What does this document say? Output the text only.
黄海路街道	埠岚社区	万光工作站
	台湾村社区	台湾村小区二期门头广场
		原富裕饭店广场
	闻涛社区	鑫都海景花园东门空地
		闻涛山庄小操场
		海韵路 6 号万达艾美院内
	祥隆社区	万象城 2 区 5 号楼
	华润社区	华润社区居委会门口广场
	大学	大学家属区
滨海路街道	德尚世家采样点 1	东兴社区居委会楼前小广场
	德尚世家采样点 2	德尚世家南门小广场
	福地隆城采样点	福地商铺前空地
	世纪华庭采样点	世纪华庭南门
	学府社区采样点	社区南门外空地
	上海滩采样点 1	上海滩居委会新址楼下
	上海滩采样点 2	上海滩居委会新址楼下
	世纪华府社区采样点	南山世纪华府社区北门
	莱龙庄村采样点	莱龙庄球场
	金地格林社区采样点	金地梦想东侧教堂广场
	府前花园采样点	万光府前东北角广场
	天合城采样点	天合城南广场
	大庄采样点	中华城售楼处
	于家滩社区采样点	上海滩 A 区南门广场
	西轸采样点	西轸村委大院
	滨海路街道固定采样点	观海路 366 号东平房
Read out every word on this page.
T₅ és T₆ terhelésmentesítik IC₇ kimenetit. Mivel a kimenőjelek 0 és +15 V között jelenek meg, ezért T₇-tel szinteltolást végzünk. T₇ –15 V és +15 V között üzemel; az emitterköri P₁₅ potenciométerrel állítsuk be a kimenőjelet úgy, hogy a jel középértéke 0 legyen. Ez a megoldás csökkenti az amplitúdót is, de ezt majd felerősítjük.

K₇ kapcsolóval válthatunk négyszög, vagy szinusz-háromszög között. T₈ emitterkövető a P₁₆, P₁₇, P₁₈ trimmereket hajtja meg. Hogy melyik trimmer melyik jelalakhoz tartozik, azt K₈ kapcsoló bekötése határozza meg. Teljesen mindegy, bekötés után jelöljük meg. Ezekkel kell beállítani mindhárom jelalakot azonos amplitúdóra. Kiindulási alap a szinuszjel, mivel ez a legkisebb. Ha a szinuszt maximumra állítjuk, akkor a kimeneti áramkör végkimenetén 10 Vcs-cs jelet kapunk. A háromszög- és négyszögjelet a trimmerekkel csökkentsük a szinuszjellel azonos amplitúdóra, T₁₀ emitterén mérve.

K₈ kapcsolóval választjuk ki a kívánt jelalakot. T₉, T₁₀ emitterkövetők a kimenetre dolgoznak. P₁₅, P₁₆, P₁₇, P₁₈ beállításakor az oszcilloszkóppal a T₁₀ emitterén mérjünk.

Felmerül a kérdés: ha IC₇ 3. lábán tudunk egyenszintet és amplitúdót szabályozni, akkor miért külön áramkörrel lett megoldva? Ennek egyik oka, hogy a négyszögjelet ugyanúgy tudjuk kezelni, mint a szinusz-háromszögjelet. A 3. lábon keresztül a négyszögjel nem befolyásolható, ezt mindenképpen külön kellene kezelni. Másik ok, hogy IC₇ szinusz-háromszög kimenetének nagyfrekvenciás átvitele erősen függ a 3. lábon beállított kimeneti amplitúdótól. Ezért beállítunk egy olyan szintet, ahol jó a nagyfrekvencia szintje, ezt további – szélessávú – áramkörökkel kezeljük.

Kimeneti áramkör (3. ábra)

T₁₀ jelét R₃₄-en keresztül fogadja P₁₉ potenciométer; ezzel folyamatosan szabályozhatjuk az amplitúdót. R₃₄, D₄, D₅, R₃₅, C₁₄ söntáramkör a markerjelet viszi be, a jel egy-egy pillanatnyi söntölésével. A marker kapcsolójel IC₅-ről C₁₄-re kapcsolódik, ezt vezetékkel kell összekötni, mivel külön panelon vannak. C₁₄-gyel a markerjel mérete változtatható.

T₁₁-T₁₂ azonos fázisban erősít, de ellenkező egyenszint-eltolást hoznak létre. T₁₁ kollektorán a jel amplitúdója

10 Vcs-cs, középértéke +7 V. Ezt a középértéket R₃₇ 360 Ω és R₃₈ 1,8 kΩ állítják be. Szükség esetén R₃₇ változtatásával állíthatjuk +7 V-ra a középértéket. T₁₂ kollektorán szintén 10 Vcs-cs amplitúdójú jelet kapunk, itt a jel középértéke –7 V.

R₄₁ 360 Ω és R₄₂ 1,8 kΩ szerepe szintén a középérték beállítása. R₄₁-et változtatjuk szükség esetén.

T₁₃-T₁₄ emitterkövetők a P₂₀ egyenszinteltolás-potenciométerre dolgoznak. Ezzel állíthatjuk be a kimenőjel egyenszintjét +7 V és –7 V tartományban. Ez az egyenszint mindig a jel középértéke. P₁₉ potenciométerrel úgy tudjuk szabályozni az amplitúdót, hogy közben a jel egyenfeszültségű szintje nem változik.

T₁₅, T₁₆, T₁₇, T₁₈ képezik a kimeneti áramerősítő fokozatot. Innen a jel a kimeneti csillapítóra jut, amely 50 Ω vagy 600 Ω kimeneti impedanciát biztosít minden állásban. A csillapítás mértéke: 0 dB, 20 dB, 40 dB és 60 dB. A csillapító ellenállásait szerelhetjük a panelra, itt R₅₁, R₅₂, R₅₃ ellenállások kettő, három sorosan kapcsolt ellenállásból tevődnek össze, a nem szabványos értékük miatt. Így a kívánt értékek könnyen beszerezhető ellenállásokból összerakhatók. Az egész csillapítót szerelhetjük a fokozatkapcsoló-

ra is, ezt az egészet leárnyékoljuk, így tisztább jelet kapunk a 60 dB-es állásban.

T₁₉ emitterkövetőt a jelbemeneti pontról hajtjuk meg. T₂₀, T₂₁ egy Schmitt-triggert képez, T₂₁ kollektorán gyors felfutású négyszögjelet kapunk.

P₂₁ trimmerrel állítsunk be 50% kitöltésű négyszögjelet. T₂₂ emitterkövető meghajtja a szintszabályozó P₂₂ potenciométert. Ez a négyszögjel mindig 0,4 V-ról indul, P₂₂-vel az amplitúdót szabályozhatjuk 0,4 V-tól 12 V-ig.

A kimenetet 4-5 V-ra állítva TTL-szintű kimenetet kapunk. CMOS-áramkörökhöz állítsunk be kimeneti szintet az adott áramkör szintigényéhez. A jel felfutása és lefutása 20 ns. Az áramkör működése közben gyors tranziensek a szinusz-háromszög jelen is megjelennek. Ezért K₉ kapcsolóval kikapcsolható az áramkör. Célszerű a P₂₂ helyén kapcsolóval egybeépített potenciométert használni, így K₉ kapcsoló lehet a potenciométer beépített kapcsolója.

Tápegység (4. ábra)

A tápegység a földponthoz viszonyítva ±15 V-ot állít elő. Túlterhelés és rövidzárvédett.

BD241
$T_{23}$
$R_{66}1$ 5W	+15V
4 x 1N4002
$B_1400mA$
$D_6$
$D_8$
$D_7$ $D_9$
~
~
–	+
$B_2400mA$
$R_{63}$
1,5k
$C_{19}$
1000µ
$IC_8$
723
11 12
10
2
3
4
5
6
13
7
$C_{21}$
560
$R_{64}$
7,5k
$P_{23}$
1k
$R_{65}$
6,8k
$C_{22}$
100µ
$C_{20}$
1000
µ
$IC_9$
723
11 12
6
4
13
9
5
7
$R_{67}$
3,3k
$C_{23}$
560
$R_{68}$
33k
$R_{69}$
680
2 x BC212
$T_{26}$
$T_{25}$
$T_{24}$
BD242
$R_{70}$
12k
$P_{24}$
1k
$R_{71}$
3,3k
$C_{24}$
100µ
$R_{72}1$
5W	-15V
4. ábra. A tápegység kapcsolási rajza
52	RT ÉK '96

Short exercise:
Look for lines containing the string "ábra" and copy them all.

Correct answer:
Kimeneti áramkör (3. ábra)
Tápegység (4. ábra)
4. ábra. A tápegység kapcsolási rajza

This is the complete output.